Saved entries:
######
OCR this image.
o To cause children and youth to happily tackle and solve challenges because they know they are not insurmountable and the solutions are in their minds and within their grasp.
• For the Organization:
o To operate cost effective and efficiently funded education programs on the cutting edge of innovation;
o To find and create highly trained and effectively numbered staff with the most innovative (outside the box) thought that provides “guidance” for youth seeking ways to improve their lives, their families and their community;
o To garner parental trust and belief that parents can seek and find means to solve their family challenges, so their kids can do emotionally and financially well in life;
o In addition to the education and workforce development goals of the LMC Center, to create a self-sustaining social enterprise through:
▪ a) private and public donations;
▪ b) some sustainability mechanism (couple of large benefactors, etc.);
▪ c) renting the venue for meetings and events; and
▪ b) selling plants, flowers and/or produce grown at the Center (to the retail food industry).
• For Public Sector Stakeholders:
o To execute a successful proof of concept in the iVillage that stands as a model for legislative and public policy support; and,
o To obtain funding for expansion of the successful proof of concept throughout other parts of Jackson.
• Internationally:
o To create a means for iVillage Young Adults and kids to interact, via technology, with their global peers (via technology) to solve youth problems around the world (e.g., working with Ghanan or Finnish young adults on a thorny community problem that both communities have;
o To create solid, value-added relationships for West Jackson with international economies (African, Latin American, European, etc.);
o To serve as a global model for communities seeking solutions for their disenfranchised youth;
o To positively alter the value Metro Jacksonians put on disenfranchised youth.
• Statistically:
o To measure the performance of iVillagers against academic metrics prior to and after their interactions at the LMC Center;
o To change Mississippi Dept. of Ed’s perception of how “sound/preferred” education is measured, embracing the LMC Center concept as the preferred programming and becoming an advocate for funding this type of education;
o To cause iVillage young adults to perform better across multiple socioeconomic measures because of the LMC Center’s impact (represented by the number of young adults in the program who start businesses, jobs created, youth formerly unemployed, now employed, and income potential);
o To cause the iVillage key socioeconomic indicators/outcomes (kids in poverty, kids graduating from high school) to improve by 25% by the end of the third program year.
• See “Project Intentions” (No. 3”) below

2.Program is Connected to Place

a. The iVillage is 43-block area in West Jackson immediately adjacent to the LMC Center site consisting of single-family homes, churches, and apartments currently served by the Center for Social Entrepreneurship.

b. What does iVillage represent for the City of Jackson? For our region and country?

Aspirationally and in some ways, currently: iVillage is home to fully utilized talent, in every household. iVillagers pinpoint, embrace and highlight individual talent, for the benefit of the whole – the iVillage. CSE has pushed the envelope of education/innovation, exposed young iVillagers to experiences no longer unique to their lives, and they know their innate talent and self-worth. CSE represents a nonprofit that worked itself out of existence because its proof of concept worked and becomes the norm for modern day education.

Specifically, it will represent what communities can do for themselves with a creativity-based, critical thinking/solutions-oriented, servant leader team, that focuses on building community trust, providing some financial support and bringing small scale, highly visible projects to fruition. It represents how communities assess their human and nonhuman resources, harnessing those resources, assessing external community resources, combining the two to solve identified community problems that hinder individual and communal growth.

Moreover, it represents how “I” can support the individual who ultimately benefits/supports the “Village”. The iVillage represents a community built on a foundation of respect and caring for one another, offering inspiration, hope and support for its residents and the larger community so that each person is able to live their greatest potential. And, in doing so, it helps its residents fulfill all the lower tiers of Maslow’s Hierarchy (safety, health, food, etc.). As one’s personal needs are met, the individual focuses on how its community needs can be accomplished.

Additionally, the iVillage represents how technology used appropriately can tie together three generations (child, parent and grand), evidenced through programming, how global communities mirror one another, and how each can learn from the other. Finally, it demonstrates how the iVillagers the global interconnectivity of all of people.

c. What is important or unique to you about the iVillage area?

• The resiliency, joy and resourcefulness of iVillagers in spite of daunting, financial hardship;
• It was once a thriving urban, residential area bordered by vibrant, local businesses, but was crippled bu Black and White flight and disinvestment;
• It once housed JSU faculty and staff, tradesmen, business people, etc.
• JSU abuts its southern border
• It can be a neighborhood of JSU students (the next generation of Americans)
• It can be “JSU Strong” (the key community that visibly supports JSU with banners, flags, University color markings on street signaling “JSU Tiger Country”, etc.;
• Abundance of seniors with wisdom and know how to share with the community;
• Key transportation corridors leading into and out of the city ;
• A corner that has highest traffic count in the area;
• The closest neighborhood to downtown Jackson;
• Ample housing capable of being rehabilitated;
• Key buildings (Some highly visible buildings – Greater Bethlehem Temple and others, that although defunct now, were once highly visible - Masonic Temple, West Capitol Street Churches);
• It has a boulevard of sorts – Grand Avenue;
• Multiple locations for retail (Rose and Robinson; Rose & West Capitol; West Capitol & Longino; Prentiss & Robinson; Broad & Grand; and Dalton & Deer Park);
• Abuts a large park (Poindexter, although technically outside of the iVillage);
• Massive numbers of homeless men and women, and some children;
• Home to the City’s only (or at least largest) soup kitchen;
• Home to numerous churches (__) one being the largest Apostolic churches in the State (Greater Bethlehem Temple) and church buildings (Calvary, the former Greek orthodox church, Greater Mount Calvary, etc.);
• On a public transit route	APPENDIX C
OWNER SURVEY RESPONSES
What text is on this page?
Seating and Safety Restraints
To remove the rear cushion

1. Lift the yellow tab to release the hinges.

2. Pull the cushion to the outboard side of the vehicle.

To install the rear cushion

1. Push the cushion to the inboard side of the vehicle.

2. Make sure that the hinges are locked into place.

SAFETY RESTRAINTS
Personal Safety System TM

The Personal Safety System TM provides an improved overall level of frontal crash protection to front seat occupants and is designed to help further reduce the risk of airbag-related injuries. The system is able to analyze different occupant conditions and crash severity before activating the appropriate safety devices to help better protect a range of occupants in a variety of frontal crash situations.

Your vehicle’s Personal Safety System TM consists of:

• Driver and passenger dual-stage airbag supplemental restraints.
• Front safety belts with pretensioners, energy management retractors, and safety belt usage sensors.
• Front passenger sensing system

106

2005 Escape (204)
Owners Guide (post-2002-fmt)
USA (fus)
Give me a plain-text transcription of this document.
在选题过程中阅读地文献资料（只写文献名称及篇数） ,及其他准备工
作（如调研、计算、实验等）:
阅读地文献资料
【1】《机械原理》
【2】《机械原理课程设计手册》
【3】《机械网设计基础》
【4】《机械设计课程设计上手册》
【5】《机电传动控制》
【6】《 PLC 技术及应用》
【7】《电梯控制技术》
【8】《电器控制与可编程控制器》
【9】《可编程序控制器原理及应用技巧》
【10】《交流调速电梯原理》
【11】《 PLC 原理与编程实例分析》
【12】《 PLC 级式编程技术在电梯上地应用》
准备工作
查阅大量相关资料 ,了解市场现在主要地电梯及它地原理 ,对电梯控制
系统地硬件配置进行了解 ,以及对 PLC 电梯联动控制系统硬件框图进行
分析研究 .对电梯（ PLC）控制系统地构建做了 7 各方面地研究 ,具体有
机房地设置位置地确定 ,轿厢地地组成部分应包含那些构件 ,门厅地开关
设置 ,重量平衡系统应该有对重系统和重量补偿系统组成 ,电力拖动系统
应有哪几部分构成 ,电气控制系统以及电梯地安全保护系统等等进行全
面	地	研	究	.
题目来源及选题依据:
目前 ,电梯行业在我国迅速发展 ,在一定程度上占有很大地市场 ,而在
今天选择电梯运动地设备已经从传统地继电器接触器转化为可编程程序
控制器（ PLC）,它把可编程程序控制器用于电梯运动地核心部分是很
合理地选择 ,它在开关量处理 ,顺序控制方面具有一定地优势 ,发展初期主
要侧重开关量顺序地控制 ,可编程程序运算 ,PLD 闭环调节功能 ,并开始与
######
■ **To do**
Show each line holding the word "neighborhood".

■ **Exercise output**
• It can be a neighborhood of JSU students (the next generation of Americans)
• The closest neighborhood to downtown Jackson;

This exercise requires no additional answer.